▸ **The problem**
Each line of the material must be repeated precisely, with the pictures left out.

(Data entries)
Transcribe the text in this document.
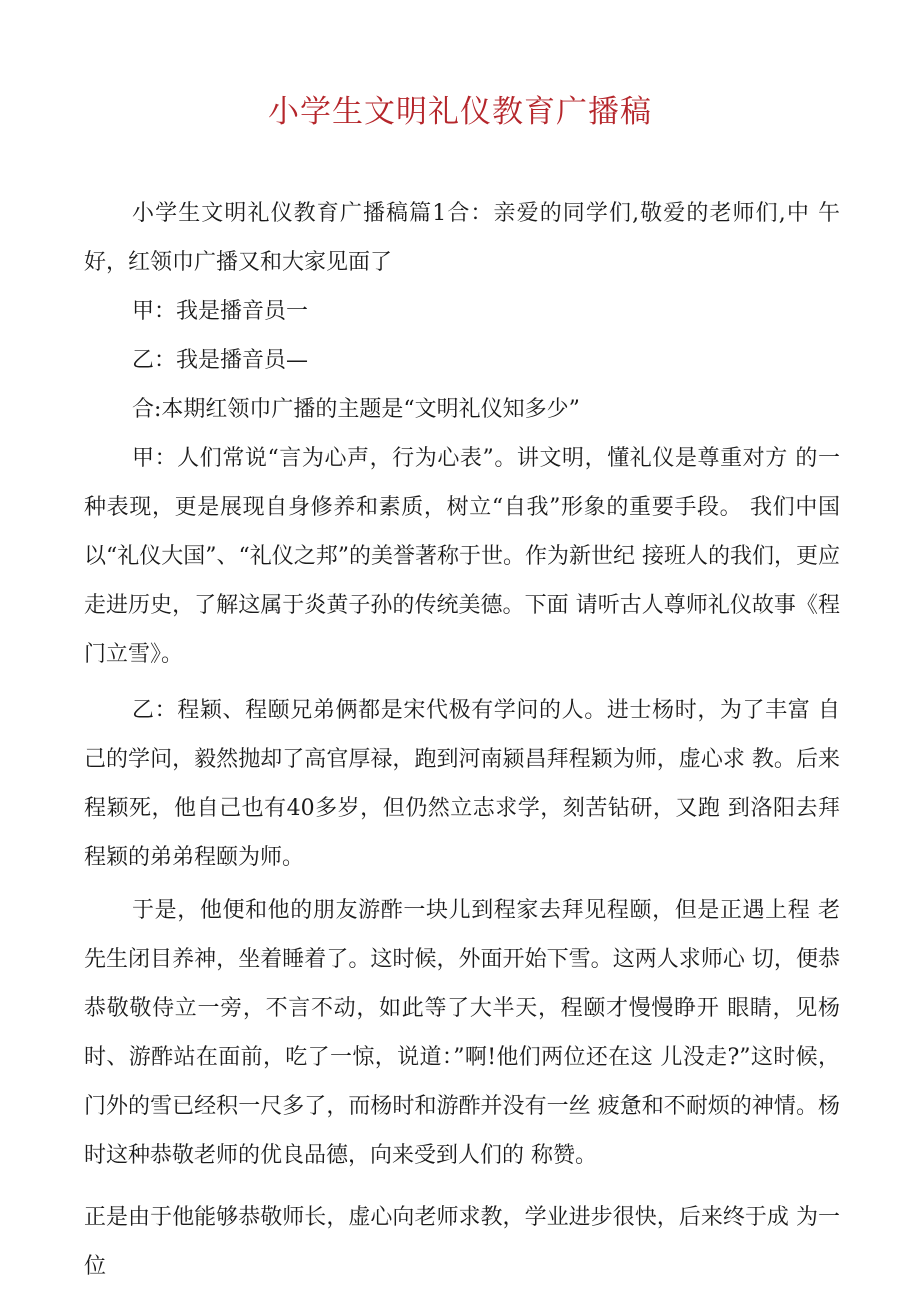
小学生文明礼仪教育广播稿

小学生文明礼仪教育广播稿篇1合：亲爱的同学们,敬爱的老师们,中 午好，红领巾广播又和大家见面了

甲：我是播音员一

乙：我是播音员—

合:本期红领巾广播的主题是“文明礼仪知多少”

甲：人们常说“言为心声，行为心表”。讲文明，懂礼仪是尊重对方 的一种表现，更是展现自身修养和素质，树立“自我”形象的重要手段。 我们中国以“礼仪大国”、“礼仪之邦”的美誉著称于世。作为新世纪 接班人的我们，更应走进历史，了解这属于炎黄子孙的传统美德。下面 请听古人尊师礼仪故事《程门立雪》。

乙：程颖、程颐兄弟俩都是宋代极有学问的人。进士杨时，为了丰富 自己的学问，毅然抛却了高官厚禄，跑到河南颍昌拜程颖为师，虚心求 教。后来程颖死，他自己也有40多岁，但仍然立志求学，刻苦钻研，又跑 到洛阳去拜程颖的弟弟程颐为师。

于是，他便和他的朋友游酢一块儿到程家去拜见程颐，但是正遇上程 老先生闭目养神，坐着睡着了。这时候，外面开始下雪。这两人求师心 切，便恭恭敬敬侍立一旁，不言不动，如此等了大半天，程颐才慢慢睁开 眼睛，见杨时、游酢站在面前，吃了一惊，说道：”啊!他们两位还在这 儿没走?”这时候，门外的雪已经积一尺多了，而杨时和游酢并没有一丝 疲惫和不耐烦的神情。杨时这种恭敬老师的优良品德，向来受到人们的 称赞。

正是由于他能够恭敬师长，虚心向老师求教，学业进步很快，后来终于成 为一位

▸ **Task solution**
Transcribe the text in this document.
小学生文明礼仪教育广播稿

小学生文明礼仪教育广播稿篇1合：亲爱的同学们,敬爱的老师们,中 午好，红领巾广播又和大家见面了

甲：我是播音员一

乙：我是播音员—

合:本期红领巾广播的主题是“文明礼仪知多少”

甲：人们常说“言为心声，行为心表”。讲文明，懂礼仪是尊重对方 的一种表现，更是展现自身修养和素质，树立“自我”形象的重要手段。 我们中国以“礼仪大国”、“礼仪之邦”的美誉著称于世。作为新世纪 接班人的我们，更应走进历史，了解这属于炎黄子孙的传统美德。下面 请听古人尊师礼仪故事《程门立雪》。

乙：程颖、程颐兄弟俩都是宋代极有学问的人。进士杨时，为了丰富 自己的学问，毅然抛却了高官厚禄，跑到河南颍昌拜程颖为师，虚心求 教。后来程颖死，他自己也有40多岁，但仍然立志求学，刻苦钻研，又跑 到洛阳去拜程颖的弟弟程颐为师。

于是，他便和他的朋友游酢一块儿到程家去拜见程颐，但是正遇上程 老先生闭目养神，坐着睡着了。这时候，外面开始下雪。这两人求师心 切，便恭恭敬敬侍立一旁，不言不动，如此等了大半天，程颐才慢慢睁开 眼睛，见杨时、游酢站在面前，吃了一惊，说道：”啊!他们两位还在这 儿没走?”这时候，门外的雪已经积一尺多了，而杨时和游酢并没有一丝 疲惫和不耐烦的神情。杨时这种恭敬老师的优良品德，向来受到人们的 称赞。

正是由于他能够恭敬师长，虚心向老师求教，学业进步很快，后来终于成 为一位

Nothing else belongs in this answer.